═════ SUPPLIED RECORDS ═════

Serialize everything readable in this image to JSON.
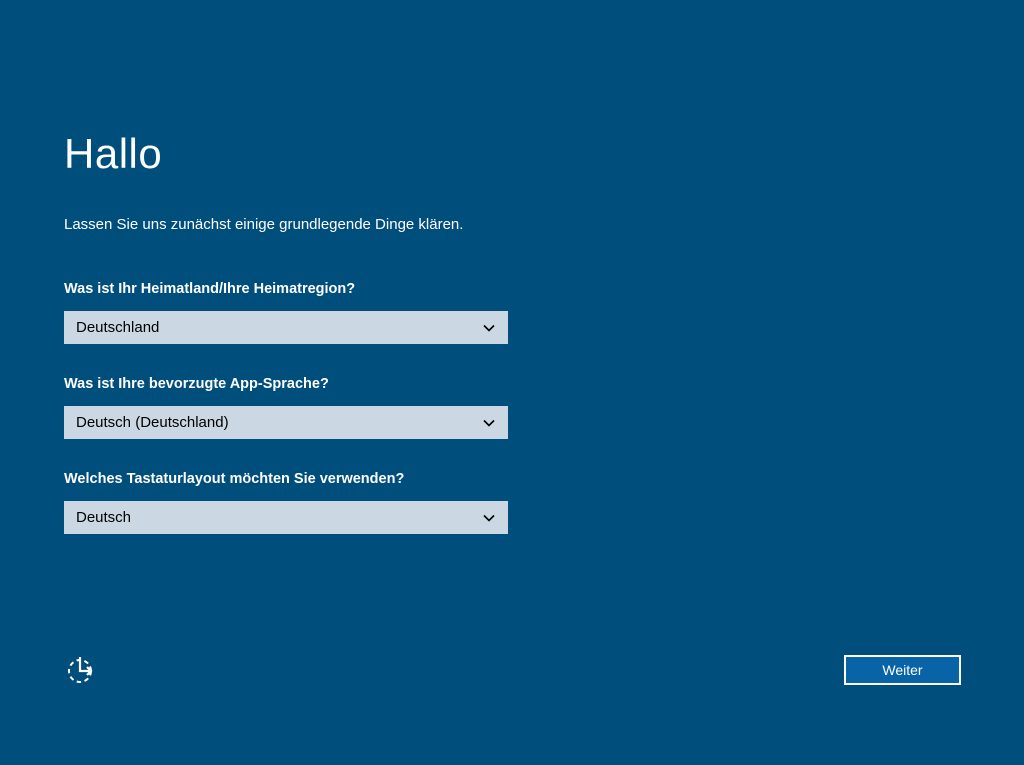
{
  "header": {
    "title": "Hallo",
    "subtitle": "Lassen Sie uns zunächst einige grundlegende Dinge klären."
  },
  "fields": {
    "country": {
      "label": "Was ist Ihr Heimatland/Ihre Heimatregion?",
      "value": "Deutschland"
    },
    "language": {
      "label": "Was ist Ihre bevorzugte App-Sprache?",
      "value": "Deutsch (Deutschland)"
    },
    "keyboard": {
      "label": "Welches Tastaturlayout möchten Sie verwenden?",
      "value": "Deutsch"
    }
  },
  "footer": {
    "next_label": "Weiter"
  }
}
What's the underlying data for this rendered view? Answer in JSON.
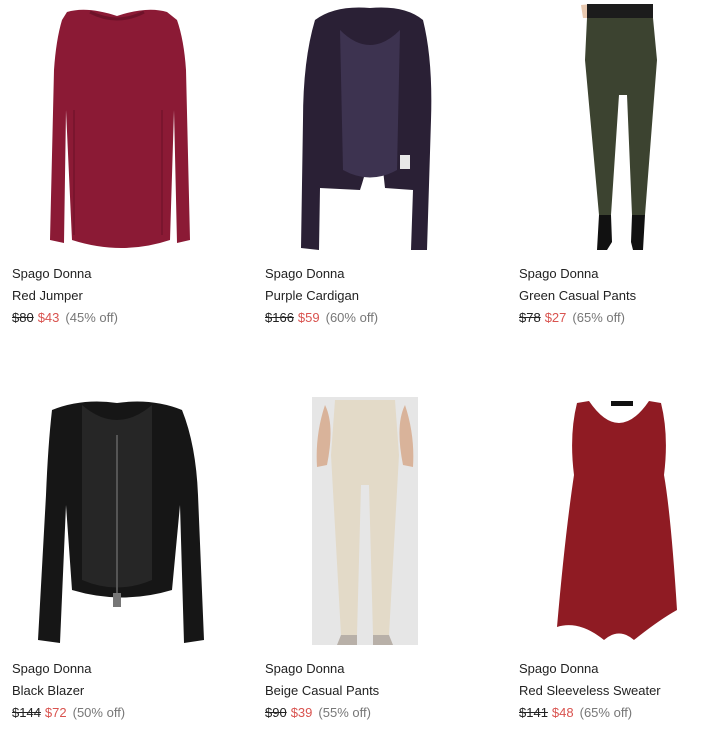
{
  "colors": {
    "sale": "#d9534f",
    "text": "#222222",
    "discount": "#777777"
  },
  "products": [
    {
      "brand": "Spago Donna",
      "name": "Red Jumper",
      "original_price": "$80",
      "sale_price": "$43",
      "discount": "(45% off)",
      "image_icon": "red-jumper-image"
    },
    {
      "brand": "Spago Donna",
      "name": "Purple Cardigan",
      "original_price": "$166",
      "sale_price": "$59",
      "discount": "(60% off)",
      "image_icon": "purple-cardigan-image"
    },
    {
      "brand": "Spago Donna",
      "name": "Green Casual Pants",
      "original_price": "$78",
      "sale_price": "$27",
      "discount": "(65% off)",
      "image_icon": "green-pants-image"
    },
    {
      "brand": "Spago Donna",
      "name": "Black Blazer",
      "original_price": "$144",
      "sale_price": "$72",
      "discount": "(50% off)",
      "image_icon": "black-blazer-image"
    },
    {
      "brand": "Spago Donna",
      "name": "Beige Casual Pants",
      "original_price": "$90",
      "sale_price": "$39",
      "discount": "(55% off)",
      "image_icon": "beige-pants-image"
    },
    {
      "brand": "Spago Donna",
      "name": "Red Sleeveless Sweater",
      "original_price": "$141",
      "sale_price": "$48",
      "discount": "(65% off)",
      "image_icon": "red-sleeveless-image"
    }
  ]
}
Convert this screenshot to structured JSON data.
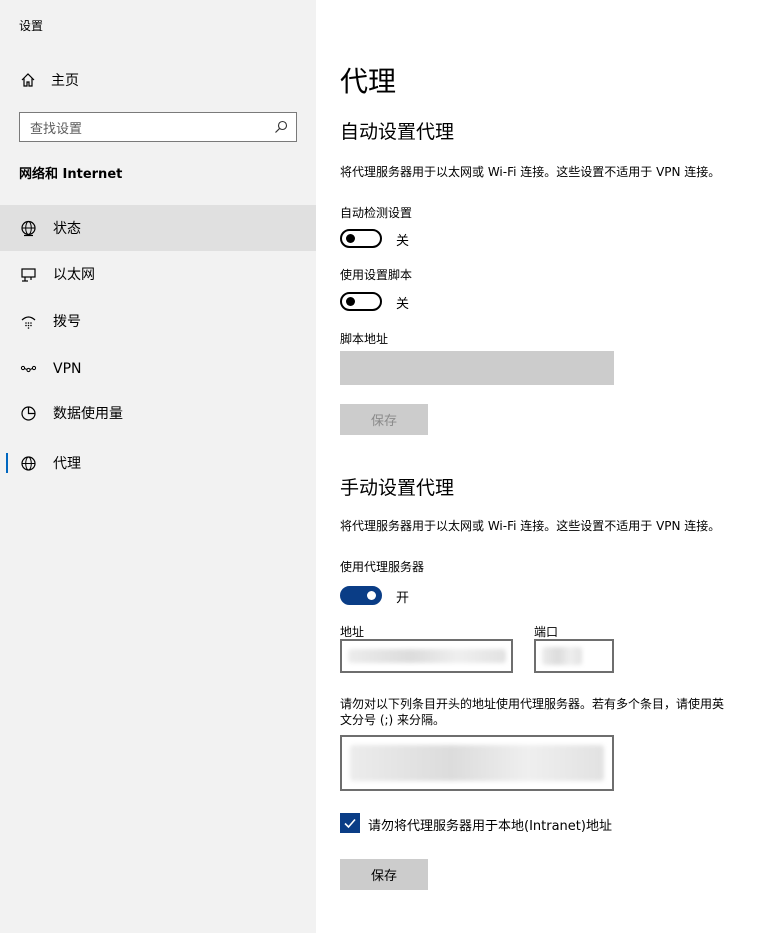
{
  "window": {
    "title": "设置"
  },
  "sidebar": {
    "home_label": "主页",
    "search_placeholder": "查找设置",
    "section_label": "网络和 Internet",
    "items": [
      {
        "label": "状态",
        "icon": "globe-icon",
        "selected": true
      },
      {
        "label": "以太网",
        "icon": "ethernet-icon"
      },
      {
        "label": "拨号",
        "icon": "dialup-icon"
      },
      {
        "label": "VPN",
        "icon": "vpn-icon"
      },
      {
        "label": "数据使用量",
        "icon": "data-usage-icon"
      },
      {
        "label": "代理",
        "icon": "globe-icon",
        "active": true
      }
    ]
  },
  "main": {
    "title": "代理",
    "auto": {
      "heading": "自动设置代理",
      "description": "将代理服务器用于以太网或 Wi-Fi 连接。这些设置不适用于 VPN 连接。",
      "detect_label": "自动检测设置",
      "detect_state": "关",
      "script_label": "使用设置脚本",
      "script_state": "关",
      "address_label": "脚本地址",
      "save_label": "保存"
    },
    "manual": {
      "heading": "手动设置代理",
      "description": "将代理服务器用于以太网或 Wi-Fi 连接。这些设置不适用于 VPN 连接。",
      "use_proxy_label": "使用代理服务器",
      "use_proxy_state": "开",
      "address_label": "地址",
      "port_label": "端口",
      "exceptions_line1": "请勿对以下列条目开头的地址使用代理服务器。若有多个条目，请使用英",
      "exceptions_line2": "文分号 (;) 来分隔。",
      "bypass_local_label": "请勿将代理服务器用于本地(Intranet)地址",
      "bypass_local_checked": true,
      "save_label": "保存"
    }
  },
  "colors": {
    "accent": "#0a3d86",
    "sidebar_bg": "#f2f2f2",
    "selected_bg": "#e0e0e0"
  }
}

═════

• [SHORT PROBLEM] Exactly how many lines of the listing above contain the string "image"? Give no more than the number.

• [EXERCISE RESULT] 7